### WORK INSTRUCTIONS
Print the records below word for word, but leave out the pictures.

# START OF SUPPLIED MATERIAL

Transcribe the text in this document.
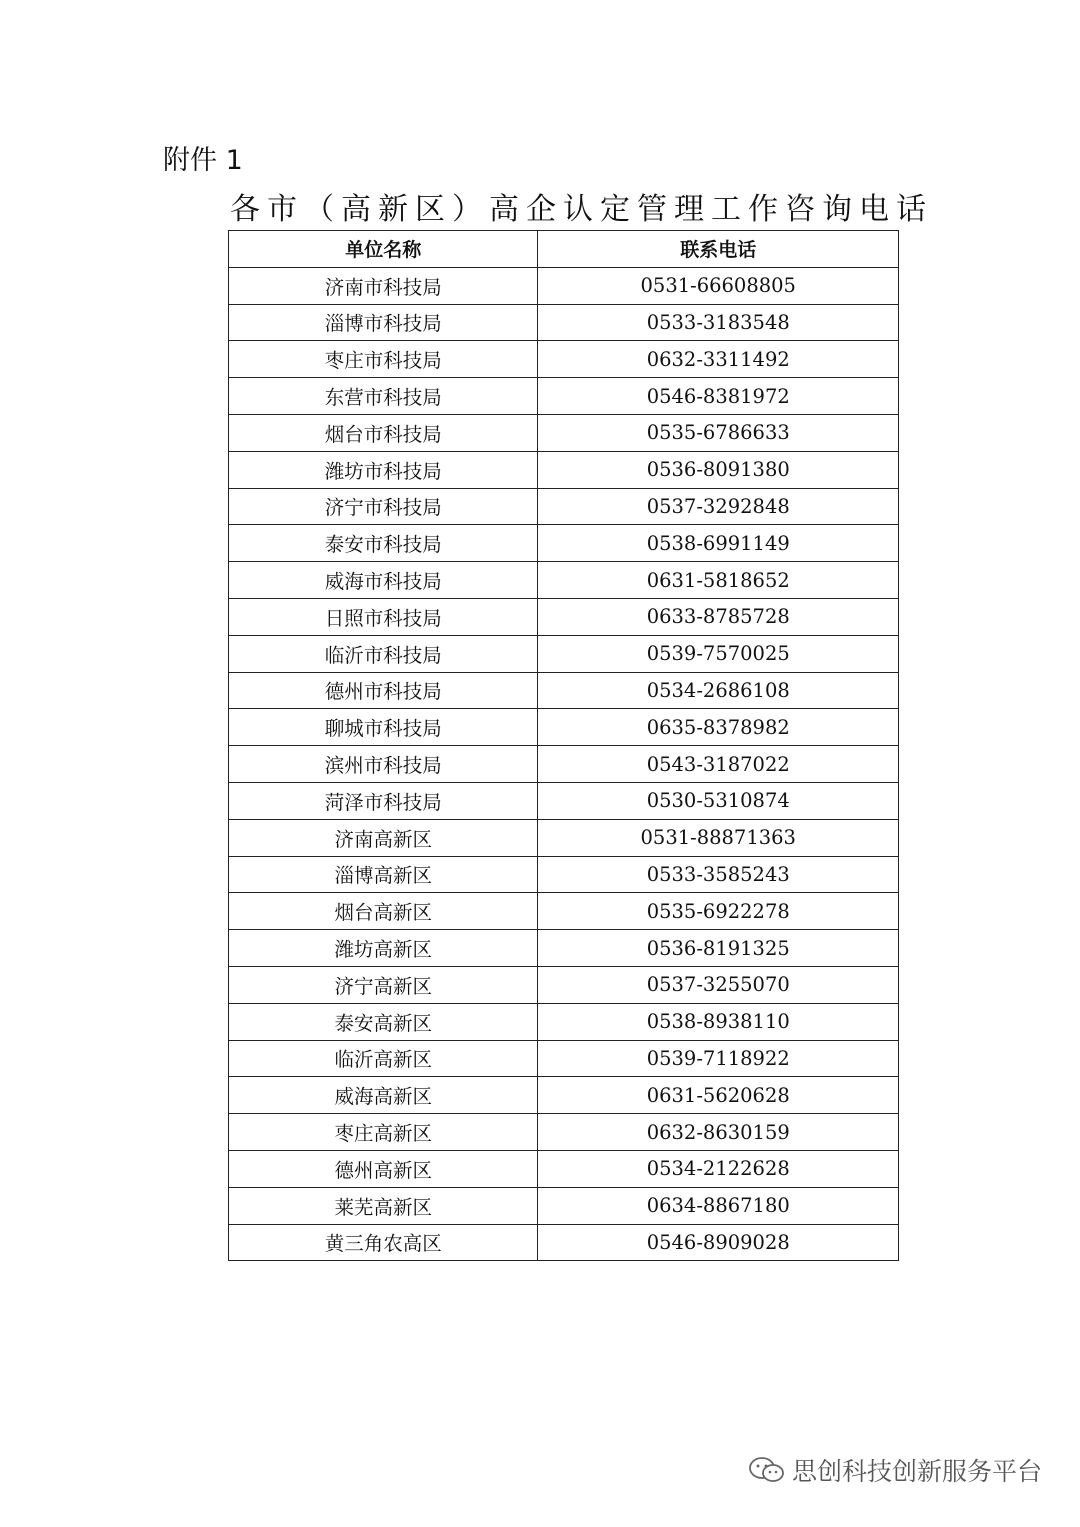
附件 1
各市（高新区）高企认定管理工作咨询电话
单位名称	联系电话
济南市科技局	0531-66608805
淄博市科技局	0533-3183548
枣庄市科技局	0632-3311492
东营市科技局	0546-8381972
烟台市科技局	0535-6786633
潍坊市科技局	0536-8091380
济宁市科技局	0537-3292848
泰安市科技局	0538-6991149
威海市科技局	0631-5818652
日照市科技局	0633-8785728
临沂市科技局	0539-7570025
德州市科技局	0534-2686108
聊城市科技局	0635-8378982
滨州市科技局	0543-3187022
菏泽市科技局	0530-5310874
济南高新区	0531-88871363
淄博高新区	0533-3585243
烟台高新区	0535-6922278
潍坊高新区	0536-8191325
济宁高新区	0537-3255070
泰安高新区	0538-8938110
临沂高新区	0539-7118922
威海高新区	0631-5620628
枣庄高新区	0632-8630159
德州高新区	0534-2122628
莱芜高新区	0634-8867180
黄三角农高区	0546-8909028
思创科技创新服务平台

# END OF SUPPLIED MATERIAL

### ANSWER TO THIS TASK
Transcribe the text in this document.
附件 1
各市（高新区）高企认定管理工作咨询电话
单位名称	联系电话
济南市科技局	0531-66608805
淄博市科技局	0533-3183548
枣庄市科技局	0632-3311492
东营市科技局	0546-8381972
烟台市科技局	0535-6786633
潍坊市科技局	0536-8091380
济宁市科技局	0537-3292848
泰安市科技局	0538-6991149
威海市科技局	0631-5818652
日照市科技局	0633-8785728
临沂市科技局	0539-7570025
德州市科技局	0534-2686108
聊城市科技局	0635-8378982
滨州市科技局	0543-3187022
菏泽市科技局	0530-5310874
济南高新区	0531-88871363
淄博高新区	0533-3585243
烟台高新区	0535-6922278
潍坊高新区	0536-8191325
济宁高新区	0537-3255070
泰安高新区	0538-8938110
临沂高新区	0539-7118922
威海高新区	0631-5620628
枣庄高新区	0632-8630159
德州高新区	0534-2122628
莱芜高新区	0634-8867180
黄三角农高区	0546-8909028
思创科技创新服务平台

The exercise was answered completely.